→ **問題の詳細**
この講演要旨で、ケヤマハンノキの遺伝変異を生み出す要因の一つとして着目された共生細菌は何か。

→ **読解用抜粋**

· · · · ·

| 要旨トップ | 目次 | | 日本生態学会第64回全国大会 (2017年3月、東京) 講演要旨 ESJ64 Abstract |
一般講演(口頭発表) G02-10 (Oral presentation)
共生関係は、ホスト種とパートナー種が互いに利益を与え合うことで成り立っている。共生関係に関する先行研究の多くでは、より利益的なパートナーの選別や利益的ではないチーターの排除といった、この関係を維持している生理的・生態的メカニズムを明らかにしてきた。このようなメカニズムが働くことによって、チーターは淘汰され、パートナーの遺伝的多様性が減少することが予測される。しかし、実際の自然環境下において共生パートナーの普遍的な遺伝変異が明らかにされている。さらに、この変異は大きく、利益的なパートナーだけではなく、時に不利益を生じさせるパートナーもみられる。このように共生パートナーの大きな遺伝変異によってホストに対する利益が異なっているが、同時に、ホスト種自身の遺伝変異によってもホスト種が受ける利益は異なる。そのため、共生利益における変異の実態を解明するためには、双方の遺伝変異に着目する必要がある。日本全国で広くみられるケヤマハンノキは、比較的小さな空間スケールでも多様な遺伝変異がみられる。このハンノキにおける遺伝変異が生み出される要因の一つとして、ハンノキ属の共生細菌であるフランキアに着目した。ハンノキ遺伝子型とフランキア遺伝子型の異なる組合せによって、共生相互作用の帰結が異なることで、双方の遺伝変異が維持されていると考えた。このことを検証するため、まず野外複数地点から採取したフランキアの遺伝解析を行い、一部の菌体を単離培養した。次に培養細菌を異なる母樹由来のハンノキ実生に接種し、共生関係の組合せ操作実験を行った。その結果、比較的小さい空間スケールでもフランキアの遺伝変異がみられた。さらに、フランキアの遺伝変異が及ぼす効果はハンノキ集団ごとに異なることが示唆された。このことから、ホスト遺伝子型とパートナー遺伝子型の組合せの相性により、互いの遺伝変異が維持されている可能性が考えられる。

· · · · ·

→ **抽出資料**
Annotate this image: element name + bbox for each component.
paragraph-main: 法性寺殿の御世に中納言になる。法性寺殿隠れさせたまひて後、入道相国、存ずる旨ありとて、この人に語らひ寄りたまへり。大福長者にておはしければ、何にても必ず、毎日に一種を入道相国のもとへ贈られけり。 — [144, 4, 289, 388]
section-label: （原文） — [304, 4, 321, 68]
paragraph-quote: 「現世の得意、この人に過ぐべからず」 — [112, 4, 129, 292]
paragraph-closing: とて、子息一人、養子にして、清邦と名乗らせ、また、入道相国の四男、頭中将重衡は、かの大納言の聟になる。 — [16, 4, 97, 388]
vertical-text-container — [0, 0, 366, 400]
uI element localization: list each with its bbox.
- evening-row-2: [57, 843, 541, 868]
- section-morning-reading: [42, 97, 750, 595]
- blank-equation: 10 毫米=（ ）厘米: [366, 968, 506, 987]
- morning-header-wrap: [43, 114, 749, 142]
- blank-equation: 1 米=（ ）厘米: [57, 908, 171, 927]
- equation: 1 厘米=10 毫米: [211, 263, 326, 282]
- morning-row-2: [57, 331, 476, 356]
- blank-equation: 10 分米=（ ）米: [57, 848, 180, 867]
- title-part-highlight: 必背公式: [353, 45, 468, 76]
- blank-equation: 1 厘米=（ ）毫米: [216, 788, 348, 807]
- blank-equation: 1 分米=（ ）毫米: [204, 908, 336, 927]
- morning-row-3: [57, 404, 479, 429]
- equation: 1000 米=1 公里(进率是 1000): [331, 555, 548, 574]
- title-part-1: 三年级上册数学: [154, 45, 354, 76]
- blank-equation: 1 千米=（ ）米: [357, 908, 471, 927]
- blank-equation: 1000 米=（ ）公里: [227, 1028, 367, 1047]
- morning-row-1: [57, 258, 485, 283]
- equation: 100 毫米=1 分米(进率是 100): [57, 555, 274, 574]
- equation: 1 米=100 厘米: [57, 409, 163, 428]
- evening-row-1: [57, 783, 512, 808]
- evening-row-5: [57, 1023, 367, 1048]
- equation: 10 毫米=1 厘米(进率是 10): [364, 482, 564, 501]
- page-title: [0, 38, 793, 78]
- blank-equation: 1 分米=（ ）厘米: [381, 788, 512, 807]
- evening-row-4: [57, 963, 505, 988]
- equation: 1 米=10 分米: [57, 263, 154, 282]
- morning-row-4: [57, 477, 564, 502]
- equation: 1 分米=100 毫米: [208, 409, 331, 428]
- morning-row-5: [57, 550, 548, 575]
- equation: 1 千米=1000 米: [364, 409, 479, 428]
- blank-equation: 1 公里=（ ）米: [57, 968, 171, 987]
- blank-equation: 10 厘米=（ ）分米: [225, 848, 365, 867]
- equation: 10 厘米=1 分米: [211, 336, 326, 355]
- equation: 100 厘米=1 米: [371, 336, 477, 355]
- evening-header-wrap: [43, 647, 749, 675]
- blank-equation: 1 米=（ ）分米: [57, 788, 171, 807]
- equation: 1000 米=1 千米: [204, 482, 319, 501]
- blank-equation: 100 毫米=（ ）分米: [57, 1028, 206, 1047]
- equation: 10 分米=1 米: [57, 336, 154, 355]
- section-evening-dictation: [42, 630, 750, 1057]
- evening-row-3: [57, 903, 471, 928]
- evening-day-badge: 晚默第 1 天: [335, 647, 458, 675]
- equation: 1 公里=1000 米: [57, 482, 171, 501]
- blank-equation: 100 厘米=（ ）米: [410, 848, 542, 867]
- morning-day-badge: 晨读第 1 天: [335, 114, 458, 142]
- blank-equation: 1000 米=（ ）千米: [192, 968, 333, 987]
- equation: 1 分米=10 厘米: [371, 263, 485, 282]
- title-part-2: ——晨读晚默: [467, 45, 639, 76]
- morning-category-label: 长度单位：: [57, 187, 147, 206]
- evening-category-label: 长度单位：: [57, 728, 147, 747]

· · · · ·

→ **課題の結果**
ハンノキ属の共生細菌であるフランキア。